++++ GIVEN ENTRIES

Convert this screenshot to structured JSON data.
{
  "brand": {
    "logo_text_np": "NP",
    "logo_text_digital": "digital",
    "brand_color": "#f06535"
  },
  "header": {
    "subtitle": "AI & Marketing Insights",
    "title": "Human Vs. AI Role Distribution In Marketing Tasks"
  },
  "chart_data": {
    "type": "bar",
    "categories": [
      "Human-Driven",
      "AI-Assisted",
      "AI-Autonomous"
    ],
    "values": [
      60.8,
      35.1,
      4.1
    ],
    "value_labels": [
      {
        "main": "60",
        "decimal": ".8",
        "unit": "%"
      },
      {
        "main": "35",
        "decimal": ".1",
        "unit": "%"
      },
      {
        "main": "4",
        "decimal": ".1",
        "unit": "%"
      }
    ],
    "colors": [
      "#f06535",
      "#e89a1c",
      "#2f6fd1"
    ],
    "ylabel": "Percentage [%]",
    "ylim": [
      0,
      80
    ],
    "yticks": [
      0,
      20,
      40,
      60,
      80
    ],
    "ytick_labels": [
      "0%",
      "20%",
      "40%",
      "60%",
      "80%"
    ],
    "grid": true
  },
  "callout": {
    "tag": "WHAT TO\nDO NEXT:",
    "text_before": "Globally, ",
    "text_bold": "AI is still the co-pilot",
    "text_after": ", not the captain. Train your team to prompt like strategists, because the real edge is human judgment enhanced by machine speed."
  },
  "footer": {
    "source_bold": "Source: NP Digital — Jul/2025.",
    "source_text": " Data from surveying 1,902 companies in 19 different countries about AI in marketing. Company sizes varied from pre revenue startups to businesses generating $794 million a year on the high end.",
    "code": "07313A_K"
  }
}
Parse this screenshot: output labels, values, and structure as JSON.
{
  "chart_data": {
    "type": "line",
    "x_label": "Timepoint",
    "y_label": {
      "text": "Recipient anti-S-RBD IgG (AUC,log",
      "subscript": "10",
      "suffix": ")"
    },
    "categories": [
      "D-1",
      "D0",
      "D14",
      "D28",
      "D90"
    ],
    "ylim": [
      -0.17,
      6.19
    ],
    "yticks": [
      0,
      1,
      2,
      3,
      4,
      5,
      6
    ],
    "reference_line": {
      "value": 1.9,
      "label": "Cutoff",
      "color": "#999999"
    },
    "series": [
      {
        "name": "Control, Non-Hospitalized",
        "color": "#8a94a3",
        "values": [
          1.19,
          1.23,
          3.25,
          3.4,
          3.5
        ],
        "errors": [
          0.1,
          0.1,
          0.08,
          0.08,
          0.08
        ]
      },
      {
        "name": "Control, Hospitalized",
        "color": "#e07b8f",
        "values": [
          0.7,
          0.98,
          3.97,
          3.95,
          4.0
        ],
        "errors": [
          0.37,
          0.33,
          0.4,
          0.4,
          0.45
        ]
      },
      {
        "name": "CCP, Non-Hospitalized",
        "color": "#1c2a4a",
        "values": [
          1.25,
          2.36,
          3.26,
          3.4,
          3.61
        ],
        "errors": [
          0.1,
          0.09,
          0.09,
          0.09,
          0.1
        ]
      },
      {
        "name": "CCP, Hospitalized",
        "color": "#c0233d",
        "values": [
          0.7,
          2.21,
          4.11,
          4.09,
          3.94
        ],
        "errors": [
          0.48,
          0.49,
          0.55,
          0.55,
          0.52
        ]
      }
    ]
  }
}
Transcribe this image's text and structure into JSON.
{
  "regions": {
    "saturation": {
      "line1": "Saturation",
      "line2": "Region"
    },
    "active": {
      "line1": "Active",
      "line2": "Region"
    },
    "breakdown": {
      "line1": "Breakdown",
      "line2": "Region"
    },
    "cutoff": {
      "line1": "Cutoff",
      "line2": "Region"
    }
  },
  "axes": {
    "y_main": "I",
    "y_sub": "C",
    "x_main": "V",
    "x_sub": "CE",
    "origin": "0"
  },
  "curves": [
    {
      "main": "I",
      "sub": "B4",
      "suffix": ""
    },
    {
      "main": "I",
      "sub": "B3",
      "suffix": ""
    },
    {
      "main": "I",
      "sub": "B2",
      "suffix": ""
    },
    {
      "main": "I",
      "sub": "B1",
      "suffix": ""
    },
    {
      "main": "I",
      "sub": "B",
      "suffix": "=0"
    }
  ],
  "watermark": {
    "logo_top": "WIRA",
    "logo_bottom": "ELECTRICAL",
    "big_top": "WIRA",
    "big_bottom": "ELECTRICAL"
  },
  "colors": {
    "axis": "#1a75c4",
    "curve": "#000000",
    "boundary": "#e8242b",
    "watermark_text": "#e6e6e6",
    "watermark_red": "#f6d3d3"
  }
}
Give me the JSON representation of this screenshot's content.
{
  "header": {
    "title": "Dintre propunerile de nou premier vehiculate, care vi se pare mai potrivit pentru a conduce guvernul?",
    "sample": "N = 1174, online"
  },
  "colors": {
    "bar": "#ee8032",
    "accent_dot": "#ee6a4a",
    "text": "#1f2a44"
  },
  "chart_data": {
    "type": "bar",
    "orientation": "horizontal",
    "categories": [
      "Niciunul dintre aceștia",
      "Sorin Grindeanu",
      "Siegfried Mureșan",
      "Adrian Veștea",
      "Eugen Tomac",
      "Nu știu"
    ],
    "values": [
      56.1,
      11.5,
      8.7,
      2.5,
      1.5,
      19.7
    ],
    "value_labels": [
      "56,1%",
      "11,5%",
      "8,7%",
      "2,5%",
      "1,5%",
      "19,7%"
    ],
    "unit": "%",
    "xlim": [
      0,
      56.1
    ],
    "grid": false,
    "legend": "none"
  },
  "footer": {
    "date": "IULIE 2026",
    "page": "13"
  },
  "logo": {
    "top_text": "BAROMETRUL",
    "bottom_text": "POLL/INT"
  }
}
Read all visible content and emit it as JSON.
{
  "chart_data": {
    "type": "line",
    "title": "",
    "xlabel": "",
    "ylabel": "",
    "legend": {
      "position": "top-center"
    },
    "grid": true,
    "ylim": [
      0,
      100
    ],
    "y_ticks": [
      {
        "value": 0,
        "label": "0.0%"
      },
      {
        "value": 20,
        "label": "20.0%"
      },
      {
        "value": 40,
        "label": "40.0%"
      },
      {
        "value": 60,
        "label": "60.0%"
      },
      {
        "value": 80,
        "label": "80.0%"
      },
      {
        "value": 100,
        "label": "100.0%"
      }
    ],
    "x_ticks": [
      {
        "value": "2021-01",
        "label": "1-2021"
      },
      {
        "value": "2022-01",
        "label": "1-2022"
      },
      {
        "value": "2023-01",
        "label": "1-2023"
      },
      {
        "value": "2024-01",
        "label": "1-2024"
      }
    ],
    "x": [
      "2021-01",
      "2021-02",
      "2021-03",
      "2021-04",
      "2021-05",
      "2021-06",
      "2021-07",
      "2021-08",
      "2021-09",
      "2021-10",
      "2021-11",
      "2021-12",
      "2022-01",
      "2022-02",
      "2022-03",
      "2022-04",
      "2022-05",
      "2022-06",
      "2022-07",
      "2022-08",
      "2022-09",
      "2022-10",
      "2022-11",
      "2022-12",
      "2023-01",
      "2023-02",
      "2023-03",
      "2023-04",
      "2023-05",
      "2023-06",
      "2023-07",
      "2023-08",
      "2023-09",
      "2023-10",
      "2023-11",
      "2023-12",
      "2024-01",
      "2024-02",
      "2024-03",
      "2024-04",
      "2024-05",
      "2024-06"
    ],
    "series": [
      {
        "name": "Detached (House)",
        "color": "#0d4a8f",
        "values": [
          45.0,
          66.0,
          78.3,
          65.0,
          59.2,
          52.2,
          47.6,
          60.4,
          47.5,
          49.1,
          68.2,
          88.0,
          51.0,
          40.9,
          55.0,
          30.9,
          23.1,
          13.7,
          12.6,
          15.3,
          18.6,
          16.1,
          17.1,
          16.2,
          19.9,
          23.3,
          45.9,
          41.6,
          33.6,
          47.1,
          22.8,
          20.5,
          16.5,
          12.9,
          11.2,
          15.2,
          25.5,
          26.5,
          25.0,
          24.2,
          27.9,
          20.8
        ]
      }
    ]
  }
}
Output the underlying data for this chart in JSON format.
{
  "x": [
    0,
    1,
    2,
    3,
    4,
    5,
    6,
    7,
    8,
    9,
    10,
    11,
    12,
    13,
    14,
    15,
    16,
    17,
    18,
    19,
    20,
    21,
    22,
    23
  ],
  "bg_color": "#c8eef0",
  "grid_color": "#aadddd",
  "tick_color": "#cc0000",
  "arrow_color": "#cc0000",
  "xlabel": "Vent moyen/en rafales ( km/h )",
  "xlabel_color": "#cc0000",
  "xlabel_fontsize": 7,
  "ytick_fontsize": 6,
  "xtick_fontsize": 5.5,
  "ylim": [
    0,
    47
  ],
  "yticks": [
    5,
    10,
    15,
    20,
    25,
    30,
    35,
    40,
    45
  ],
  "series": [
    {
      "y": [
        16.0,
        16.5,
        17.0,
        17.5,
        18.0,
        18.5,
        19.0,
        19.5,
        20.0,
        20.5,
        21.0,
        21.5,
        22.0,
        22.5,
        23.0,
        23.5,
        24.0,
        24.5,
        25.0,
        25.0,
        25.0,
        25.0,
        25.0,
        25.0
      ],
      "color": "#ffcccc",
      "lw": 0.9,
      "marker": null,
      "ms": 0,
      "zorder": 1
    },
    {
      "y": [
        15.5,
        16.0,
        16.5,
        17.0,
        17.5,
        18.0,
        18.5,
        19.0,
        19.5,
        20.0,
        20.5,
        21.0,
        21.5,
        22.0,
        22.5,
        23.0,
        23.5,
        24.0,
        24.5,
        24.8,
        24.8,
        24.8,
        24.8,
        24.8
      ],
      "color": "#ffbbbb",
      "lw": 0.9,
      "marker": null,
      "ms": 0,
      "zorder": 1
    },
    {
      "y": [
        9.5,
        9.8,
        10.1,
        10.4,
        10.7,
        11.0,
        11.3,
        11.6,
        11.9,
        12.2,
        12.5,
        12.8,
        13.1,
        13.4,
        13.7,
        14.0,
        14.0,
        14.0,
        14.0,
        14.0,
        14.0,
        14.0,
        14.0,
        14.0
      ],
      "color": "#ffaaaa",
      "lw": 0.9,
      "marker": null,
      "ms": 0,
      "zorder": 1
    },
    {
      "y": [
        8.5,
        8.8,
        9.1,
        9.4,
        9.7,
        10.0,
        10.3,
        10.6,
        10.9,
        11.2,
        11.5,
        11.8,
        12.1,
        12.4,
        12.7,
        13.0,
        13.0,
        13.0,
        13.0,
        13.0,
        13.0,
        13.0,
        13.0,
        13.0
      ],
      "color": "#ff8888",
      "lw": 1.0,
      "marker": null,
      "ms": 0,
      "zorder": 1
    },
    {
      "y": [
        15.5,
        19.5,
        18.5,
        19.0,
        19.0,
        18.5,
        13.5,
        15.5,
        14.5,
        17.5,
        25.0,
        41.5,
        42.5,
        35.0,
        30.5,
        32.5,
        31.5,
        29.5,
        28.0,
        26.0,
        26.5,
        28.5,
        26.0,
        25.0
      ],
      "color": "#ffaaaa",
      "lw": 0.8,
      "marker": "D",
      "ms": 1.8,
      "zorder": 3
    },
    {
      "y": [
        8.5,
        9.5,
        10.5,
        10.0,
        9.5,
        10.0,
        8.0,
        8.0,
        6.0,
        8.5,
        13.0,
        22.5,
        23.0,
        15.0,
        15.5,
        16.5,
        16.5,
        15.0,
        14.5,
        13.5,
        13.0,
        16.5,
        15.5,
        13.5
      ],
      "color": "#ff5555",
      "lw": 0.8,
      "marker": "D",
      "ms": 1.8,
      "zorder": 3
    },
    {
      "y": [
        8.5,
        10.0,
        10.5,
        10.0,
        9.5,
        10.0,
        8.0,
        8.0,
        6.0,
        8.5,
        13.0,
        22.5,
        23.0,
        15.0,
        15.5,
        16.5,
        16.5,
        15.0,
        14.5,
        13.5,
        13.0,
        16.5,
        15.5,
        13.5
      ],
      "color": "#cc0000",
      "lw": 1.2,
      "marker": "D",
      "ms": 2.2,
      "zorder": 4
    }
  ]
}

++++++++

▶ **WHAT IS BEING ASKED**
Take every line that includes the string "ELECTRICAL" and copy it.

▶ **EXERCISE RESULT**
    "logo_bottom": "ELECTRICAL",
    "big_bottom": "ELECTRICAL"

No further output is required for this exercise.